→ Given instruction: Put the lines below into a JSON list of strings, one string per line, with blank lines left out. Leave the pictures out of the answer.
-- Given records start --
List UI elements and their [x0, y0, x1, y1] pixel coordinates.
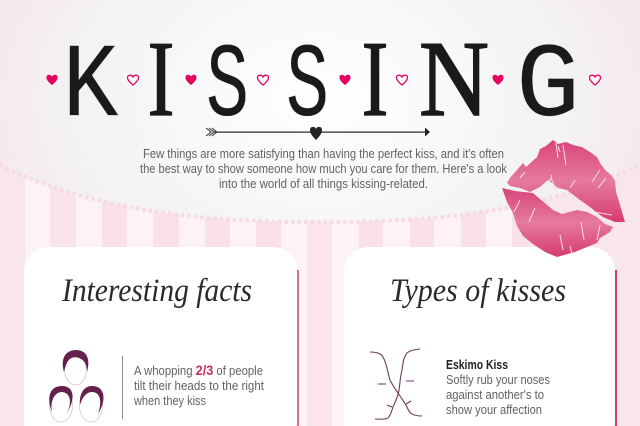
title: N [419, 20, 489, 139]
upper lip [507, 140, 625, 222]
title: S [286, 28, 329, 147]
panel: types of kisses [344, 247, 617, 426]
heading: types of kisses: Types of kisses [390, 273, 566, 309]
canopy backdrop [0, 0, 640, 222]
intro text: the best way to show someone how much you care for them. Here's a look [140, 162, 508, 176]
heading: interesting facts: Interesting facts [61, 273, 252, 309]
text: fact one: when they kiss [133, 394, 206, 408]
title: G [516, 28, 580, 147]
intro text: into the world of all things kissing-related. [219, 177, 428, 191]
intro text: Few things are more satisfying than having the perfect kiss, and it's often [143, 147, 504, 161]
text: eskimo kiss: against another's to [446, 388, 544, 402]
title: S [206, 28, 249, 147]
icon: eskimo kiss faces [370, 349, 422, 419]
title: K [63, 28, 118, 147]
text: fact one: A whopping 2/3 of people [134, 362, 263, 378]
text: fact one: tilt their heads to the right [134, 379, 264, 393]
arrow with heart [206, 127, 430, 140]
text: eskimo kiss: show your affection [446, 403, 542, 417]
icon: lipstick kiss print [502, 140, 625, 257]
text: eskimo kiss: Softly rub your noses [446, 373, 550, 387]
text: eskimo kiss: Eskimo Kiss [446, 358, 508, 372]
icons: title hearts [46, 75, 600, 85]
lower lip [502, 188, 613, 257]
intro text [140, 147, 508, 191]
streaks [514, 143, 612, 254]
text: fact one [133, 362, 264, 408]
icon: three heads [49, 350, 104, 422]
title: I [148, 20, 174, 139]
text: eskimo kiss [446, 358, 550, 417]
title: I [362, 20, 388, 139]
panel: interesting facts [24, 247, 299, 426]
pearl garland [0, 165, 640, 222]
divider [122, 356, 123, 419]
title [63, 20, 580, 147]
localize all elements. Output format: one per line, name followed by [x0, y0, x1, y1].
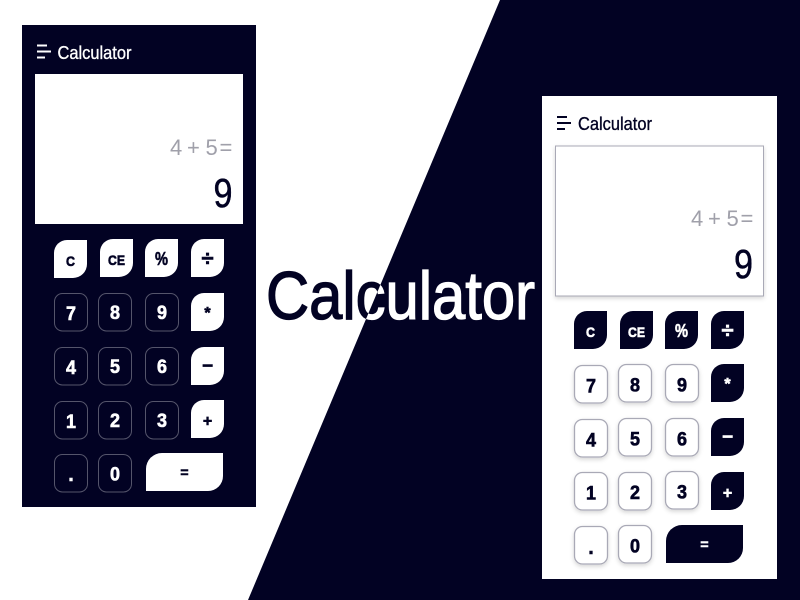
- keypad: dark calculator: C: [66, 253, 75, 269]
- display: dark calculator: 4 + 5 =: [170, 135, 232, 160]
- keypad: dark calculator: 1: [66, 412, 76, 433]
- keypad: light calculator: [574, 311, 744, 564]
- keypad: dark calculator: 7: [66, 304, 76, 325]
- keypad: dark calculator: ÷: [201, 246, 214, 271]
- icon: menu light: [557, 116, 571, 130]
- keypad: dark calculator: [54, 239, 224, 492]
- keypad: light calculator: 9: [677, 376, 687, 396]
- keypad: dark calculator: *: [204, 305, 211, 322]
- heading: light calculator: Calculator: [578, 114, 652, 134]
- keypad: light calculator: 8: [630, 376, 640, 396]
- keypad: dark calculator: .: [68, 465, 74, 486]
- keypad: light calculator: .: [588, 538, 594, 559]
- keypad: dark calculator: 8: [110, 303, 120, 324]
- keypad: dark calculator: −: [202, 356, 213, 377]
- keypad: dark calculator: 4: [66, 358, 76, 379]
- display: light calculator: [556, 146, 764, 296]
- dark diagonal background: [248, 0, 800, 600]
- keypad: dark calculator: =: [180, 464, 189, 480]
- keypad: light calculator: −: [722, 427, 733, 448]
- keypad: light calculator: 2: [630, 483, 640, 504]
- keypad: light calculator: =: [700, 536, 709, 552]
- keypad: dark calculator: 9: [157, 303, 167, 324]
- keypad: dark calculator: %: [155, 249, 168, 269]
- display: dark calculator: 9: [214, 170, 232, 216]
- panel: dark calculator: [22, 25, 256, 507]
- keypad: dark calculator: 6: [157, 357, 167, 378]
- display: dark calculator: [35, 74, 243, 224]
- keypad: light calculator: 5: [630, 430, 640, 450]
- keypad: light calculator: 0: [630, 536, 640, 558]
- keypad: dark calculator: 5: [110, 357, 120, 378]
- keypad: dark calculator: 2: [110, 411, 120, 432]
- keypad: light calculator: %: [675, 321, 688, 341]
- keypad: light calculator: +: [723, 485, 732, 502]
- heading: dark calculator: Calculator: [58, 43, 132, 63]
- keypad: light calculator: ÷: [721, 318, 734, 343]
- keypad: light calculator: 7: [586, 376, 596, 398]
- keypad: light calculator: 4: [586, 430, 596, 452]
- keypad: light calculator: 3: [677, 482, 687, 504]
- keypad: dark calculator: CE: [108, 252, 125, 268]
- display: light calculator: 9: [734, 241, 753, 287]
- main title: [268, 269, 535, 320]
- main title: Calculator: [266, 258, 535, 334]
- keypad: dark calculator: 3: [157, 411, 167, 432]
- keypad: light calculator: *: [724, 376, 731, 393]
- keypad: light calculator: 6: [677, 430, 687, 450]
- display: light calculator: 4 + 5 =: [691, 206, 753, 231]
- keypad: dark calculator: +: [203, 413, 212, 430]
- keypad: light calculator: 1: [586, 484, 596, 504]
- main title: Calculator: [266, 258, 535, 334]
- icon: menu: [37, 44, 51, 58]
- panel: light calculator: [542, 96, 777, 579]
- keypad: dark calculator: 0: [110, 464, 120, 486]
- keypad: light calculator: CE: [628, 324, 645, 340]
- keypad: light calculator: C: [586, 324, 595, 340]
-- Given records end --
→ Solution to this exercise:
[
  "List UI elements and their [x0, y0, x1, y1] pixel coordinates.",
  "title: N [419, 20, 489, 139]",
  "upper lip [507, 140, 625, 222]",
  "title: S [286, 28, 329, 147]",
  "panel: types of kisses [344, 247, 617, 426]",
  "heading: types of kisses: Types of kisses [390, 273, 566, 309]",
  "canopy backdrop [0, 0, 640, 222]",
  "intro text: the best way to show someone how much you care for them. Here's a look [140, 162, 508, 176]",
  "heading: interesting facts: Interesting facts [61, 273, 252, 309]",
  "text: fact one: when they kiss [133, 394, 206, 408]",
  "title: G [516, 28, 580, 147]",
  "intro text: into the world of all things kissing-related. [219, 177, 428, 191]",
  "intro text: Few things are more satisfying than having the perfect kiss, and it's often [143, 147, 504, 161]",
  "text: eskimo kiss: against another's to [446, 388, 544, 402]",
  "title: S [206, 28, 249, 147]",
  "icon: eskimo kiss faces [370, 349, 422, 419]",
  "title: K [63, 28, 118, 147]",
  "text: fact one: A whopping 2/3 of people [134, 362, 263, 378]",
  "text: fact one: tilt their heads to the right [134, 379, 264, 393]",
  "arrow with heart [206, 127, 430, 140]",
  "text: eskimo kiss: show your affection [446, 403, 542, 417]",
  "icon: lipstick kiss print [502, 140, 625, 257]",
  "text: eskimo kiss: Softly rub your noses [446, 373, 550, 387]",
  "text: eskimo kiss: Eskimo Kiss [446, 358, 508, 372]",
  "icons: title hearts [46, 75, 600, 85]",
  "lower lip [502, 188, 613, 257]",
  "intro text [140, 147, 508, 191]",
  "streaks [514, 143, 612, 254]",
  "text: fact one [133, 362, 264, 408]",
  "icon: three heads [49, 350, 104, 422]",
  "title: I [148, 20, 174, 139]",
  "text: eskimo kiss [446, 358, 550, 417]",
  "title: I [362, 20, 388, 139]",
  "panel: interesting facts [24, 247, 299, 426]",
  "pearl garland [0, 165, 640, 222]",
  "divider [122, 356, 123, 419]",
  "title [63, 20, 580, 147]",
  "localize all elements. Output format: one per line, name followed by [x0, y0, x1, y1].",
  "- keypad: dark calculator: C: [66, 253, 75, 269]",
  "- display: dark calculator: 4 + 5 =: [170, 135, 232, 160]",
  "- keypad: dark calculator: 1: [66, 412, 76, 433]",
  "- keypad: light calculator: [574, 311, 744, 564]",
  "- keypad: dark calculator: 7: [66, 304, 76, 325]",
  "- keypad: dark calculator: ÷: [201, 246, 214, 271]",
  "- icon: menu light: [557, 116, 571, 130]",
  "- keypad: dark calculator: [54, 239, 224, 492]",
  "- keypad: light calculator: 9: [677, 376, 687, 396]",
  "- keypad: dark calculator: *: [204, 305, 211, 322]",
  "- heading: light calculator: Calculator: [578, 114, 652, 134]",
  "- keypad: light calculator: 8: [630, 376, 640, 396]",
  "- keypad: dark calculator: .: [68, 465, 74, 486]",
  "- keypad: light calculator: .: [588, 538, 594, 559]",
  "- keypad: dark calculator: 8: [110, 303, 120, 324]",
  "- keypad: dark calculator: −: [202, 356, 213, 377]",
  "- keypad: dark calculator: 4: [66, 358, 76, 379]",
  "- display: light calculator: [556, 146, 764, 296]",
  "- dark diagonal background: [248, 0, 800, 600]",
  "- keypad: dark calculator: =: [180, 464, 189, 480]",
  "- keypad: light calculator: −: [722, 427, 733, 448]",
  "- keypad: light calculator: 2: [630, 483, 640, 504]",
  "- keypad: light calculator: =: [700, 536, 709, 552]",
  "- keypad: dark calculator: 9: [157, 303, 167, 324]",
  "- keypad: dark calculator: %: [155, 249, 168, 269]",
  "- display: dark calculator: 9: [214, 170, 232, 216]",
  "- panel: dark calculator: [22, 25, 256, 507]",
  "- keypad: dark calculator: 6: [157, 357, 167, 378]",
  "- display: dark calculator: [35, 74, 243, 224]",
  "- keypad: light calculator: 5: [630, 430, 640, 450]",
  "- keypad: light calculator: 0: [630, 536, 640, 558]",
  "- keypad: dark calculator: 5: [110, 357, 120, 378]",
  "- keypad: dark calculator: 2: [110, 411, 120, 432]",
  "- keypad: light calculator: %: [675, 321, 688, 341]",
  "- keypad: light calculator: +: [723, 485, 732, 502]",
  "- heading: dark calculator: Calculator: [58, 43, 132, 63]",
  "- keypad: light calculator: ÷: [721, 318, 734, 343]",
  "- keypad: light calculator: 7: [586, 376, 596, 398]",
  "- keypad: light calculator: 4: [586, 430, 596, 452]",
  "- keypad: light calculator: 3: [677, 482, 687, 504]",
  "- keypad: dark calculator: CE: [108, 252, 125, 268]",
  "- display: light calculator: 9: [734, 241, 753, 287]",
  "- main title: [268, 269, 535, 320]",
  "- main title: Calculator: [266, 258, 535, 334]",
  "- keypad: dark calculator: 3: [157, 411, 167, 432]",
  "- keypad: light calculator: *: [724, 376, 731, 393]",
  "- keypad: light calculator: 6: [677, 430, 687, 450]",
  "- display: light calculator: 4 + 5 =: [691, 206, 753, 231]",
  "- keypad: dark calculator: +: [203, 413, 212, 430]",
  "- keypad: light calculator: 1: [586, 484, 596, 504]",
  "- main title: Calculator: [266, 258, 535, 334]",
  "- icon: menu: [37, 44, 51, 58]",
  "- panel: light calculator: [542, 96, 777, 579]",
  "- keypad: dark calculator: 0: [110, 464, 120, 486]",
  "- keypad: light calculator: CE: [628, 324, 645, 340]",
  "- keypad: light calculator: C: [586, 324, 595, 340]"
]